begin RECORD EXCERPTS

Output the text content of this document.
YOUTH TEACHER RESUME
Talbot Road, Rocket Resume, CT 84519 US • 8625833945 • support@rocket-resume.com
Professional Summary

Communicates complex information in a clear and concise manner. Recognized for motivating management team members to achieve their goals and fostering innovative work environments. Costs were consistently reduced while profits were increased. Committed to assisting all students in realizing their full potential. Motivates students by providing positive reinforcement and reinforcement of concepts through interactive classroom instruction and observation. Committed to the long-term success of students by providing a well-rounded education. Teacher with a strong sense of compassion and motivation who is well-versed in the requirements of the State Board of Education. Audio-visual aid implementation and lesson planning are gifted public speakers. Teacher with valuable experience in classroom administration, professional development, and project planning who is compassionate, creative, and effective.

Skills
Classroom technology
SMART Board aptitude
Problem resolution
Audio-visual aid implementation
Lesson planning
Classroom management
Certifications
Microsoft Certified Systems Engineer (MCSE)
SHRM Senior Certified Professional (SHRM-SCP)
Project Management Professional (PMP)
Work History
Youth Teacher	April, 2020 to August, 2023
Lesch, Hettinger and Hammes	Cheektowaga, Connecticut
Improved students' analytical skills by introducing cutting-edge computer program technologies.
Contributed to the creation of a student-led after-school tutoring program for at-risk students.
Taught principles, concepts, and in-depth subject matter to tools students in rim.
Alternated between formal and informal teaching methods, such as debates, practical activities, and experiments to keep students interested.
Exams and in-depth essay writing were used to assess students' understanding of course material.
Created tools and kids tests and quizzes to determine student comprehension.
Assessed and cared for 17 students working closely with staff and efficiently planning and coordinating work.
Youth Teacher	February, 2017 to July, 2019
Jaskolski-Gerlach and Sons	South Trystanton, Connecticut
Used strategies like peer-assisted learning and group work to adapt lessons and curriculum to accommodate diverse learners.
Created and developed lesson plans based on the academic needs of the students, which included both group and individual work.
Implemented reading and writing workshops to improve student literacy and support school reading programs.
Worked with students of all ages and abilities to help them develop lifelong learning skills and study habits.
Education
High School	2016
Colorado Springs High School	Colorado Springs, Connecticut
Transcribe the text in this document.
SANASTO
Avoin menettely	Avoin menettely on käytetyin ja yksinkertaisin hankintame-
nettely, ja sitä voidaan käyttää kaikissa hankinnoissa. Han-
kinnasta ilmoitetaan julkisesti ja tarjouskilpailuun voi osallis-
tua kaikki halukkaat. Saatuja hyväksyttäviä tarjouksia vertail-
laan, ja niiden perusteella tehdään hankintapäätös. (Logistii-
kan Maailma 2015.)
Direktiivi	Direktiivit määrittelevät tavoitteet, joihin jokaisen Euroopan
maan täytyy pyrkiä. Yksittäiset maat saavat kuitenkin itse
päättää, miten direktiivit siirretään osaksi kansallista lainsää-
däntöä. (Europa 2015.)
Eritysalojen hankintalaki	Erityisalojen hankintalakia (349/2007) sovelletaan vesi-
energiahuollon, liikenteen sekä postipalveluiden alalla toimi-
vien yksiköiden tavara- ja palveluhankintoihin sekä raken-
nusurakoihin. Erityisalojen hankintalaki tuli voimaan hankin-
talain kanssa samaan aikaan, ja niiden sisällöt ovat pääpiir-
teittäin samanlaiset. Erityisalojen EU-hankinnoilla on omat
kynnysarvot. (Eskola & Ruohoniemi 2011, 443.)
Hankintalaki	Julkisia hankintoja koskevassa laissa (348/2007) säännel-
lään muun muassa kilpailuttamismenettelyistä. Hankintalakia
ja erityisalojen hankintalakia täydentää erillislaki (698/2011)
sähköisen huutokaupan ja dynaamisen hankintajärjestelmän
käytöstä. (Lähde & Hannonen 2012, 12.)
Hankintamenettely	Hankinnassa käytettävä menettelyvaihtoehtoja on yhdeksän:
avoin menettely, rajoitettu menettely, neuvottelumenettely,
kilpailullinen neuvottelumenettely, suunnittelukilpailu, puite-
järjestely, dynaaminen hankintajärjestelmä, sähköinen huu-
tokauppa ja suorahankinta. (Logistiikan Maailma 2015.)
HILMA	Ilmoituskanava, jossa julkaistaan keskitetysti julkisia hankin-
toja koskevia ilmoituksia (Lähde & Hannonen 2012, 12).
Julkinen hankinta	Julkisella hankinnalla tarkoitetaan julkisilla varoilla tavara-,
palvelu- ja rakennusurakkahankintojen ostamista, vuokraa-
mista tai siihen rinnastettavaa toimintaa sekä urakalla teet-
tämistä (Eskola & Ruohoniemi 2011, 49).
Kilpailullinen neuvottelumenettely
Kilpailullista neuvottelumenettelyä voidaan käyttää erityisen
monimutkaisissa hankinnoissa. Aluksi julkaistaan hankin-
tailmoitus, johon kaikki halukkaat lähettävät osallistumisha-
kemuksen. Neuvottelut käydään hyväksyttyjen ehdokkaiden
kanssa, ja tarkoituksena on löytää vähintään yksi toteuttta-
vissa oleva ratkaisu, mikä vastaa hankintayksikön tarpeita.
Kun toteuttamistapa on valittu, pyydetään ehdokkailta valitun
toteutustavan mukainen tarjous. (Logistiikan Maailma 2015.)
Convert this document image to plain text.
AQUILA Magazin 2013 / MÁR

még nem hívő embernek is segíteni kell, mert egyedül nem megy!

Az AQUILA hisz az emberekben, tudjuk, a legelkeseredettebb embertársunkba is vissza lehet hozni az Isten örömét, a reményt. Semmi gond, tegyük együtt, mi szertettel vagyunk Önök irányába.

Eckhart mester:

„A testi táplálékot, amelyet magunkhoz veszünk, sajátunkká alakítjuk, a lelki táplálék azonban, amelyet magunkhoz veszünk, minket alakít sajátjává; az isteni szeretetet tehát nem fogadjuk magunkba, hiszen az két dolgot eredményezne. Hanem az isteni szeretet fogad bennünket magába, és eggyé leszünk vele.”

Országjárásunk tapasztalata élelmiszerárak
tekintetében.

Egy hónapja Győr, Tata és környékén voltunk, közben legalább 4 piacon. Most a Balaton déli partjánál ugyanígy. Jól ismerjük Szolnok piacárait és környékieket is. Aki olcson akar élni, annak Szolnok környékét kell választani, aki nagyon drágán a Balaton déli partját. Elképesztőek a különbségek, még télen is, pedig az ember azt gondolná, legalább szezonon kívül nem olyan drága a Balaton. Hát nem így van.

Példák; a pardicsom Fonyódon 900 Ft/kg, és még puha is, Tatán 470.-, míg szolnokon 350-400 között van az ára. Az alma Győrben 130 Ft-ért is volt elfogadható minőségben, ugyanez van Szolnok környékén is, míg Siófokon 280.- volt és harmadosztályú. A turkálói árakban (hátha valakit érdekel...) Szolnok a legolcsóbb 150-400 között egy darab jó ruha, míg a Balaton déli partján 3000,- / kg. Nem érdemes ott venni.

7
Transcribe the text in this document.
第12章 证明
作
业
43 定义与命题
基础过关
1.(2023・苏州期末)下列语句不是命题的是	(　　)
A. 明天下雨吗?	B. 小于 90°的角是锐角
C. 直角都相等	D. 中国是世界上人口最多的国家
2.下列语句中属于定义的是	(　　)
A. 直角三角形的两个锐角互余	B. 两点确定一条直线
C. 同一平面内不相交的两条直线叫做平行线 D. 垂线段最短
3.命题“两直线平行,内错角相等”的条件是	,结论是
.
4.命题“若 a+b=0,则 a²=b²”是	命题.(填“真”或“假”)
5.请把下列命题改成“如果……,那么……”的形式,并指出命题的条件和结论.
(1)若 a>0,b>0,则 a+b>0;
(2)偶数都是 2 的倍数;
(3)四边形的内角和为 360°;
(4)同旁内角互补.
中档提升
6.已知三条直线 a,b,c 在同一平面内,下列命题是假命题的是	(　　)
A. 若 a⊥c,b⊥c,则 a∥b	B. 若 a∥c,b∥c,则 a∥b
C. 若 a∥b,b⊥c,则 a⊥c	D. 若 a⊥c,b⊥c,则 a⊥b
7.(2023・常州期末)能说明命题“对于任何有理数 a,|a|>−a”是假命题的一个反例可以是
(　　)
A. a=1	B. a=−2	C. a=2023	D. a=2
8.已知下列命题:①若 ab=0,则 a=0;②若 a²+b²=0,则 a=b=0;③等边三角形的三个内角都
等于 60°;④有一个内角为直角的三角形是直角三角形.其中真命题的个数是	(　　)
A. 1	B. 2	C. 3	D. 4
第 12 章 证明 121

end RECORD EXCERPTS

WHAT TO WORK ON = Which lines above contain "visual"? Show each of them.

CORRECT ANSWER =
Communicates complex information in a clear and concise manner. Recognized for motivating management team members to achieve their goals and fostering innovative work environments. Costs were consistently reduced while profits were increased. Committed to assisting all students in realizing their full potential. Motivates students by providing positive reinforcement and reinforcement of concepts through interactive classroom instruction and observation. Committed to the long-term success of students by providing a well-rounded education. Teacher with a strong sense of compassion and motivation who is well-versed in the requirements of the State Board of Education. Audio-visual aid implementation and lesson planning are gifted public speakers. Teacher with valuable experience in classroom administration, professional development, and project planning who is compassionate, creative, and effective.
Audio-visual aid implementation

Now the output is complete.